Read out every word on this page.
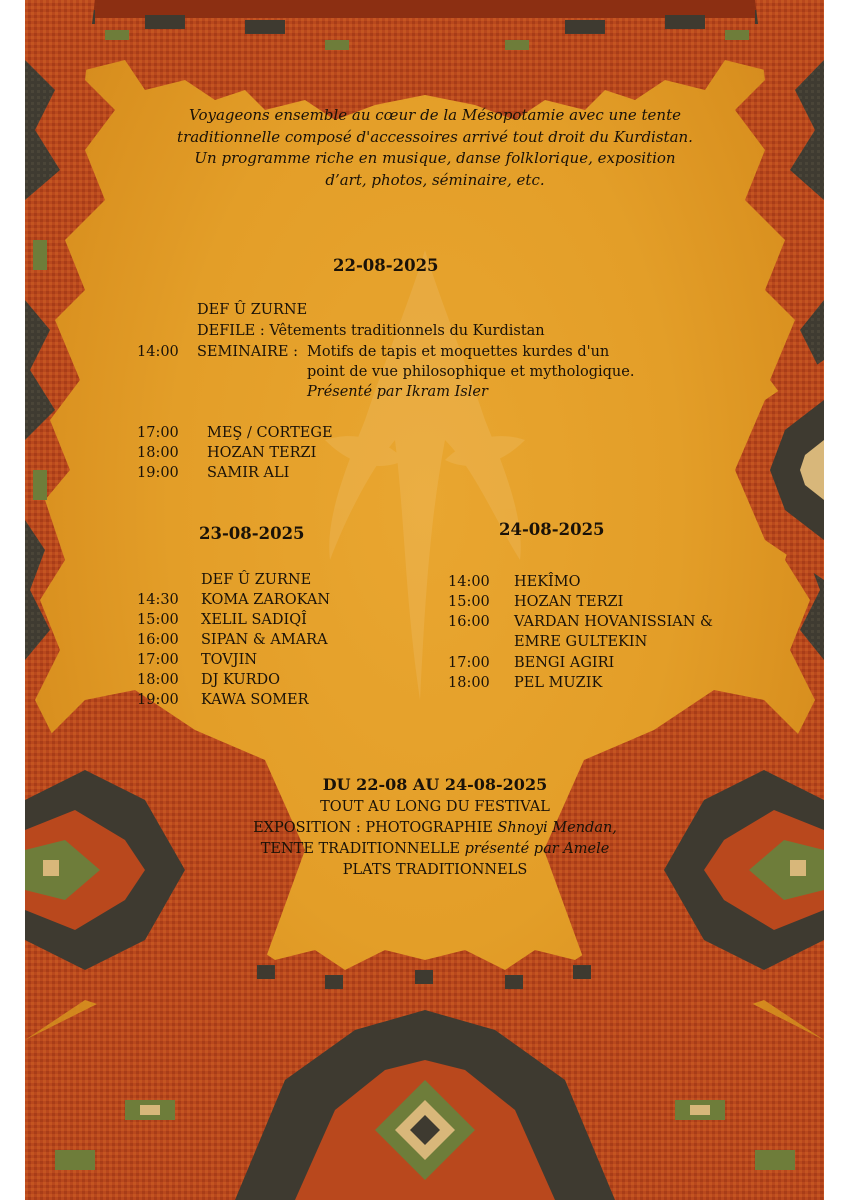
Voyageons ensemble au cœur de la Mésopotamie avec une tente traditionnelle composé d'accessoires arrivé tout droit du Kurdistan. Un programme riche en musique, danse folklorique, exposition d’art, photos, séminaire, etc.
22-08-2025
DEF Û ZURNE
DEFILE : Vêtements traditionnels du Kurdistan
14:00 SEMINAIRE : Motifs de tapis et moquettes kurdes d'un
point de vue philosophique et mythologique.
Présenté par Ikram Isler
17:00 MEŞ / CORTEGE
18:00 HOZAN TERZI
19:00 SAMIR ALI
23-08-2025
DEF Û ZURNE
14:30 KOMA ZAROKAN
15:00 XELIL SADIQÎ
16:00 SIPAN & AMARA
17:00 TOVJIN
18:00 DJ KURDO
19:00 KAWA SOMER
24-08-2025
14:00 HEKÎMO
15:00 HOZAN TERZI
16:00 VARDAN HOVANISSIAN &
EMRE GULTEKIN
17:00 BENGI AGIRI
18:00 PEL MUZIK
DU 22-08 AU 24-08-2025
TOUT AU LONG DU FESTIVAL
EXPOSITION : PHOTOGRAPHIE Shnoyi Mendan,
TENTE TRADITIONNELLE présenté par Amele
PLATS TRADITIONNELS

§

Directive:
Every record above should be written out again without change, except that the pictures are left out.

The response:
Read out every word on this page.
Voyageons ensemble au cœur de la Mésopotamie avec une tente traditionnelle composé d'accessoires arrivé tout droit du Kurdistan. Un programme riche en musique, danse folklorique, exposition d’art, photos, séminaire, etc.
22-08-2025
DEF Û ZURNE
DEFILE : Vêtements traditionnels du Kurdistan
14:00 SEMINAIRE : Motifs de tapis et moquettes kurdes d'un
point de vue philosophique et mythologique.
Présenté par Ikram Isler
17:00 MEŞ / CORTEGE
18:00 HOZAN TERZI
19:00 SAMIR ALI
23-08-2025
DEF Û ZURNE
14:30 KOMA ZAROKAN
15:00 XELIL SADIQÎ
16:00 SIPAN & AMARA
17:00 TOVJIN
18:00 DJ KURDO
19:00 KAWA SOMER
24-08-2025
14:00 HEKÎMO
15:00 HOZAN TERZI
16:00 VARDAN HOVANISSIAN &
EMRE GULTEKIN
17:00 BENGI AGIRI
18:00 PEL MUZIK
DU 22-08 AU 24-08-2025
TOUT AU LONG DU FESTIVAL
EXPOSITION : PHOTOGRAPHIE Shnoyi Mendan,
TENTE TRADITIONNELLE présenté par Amele
PLATS TRADITIONNELS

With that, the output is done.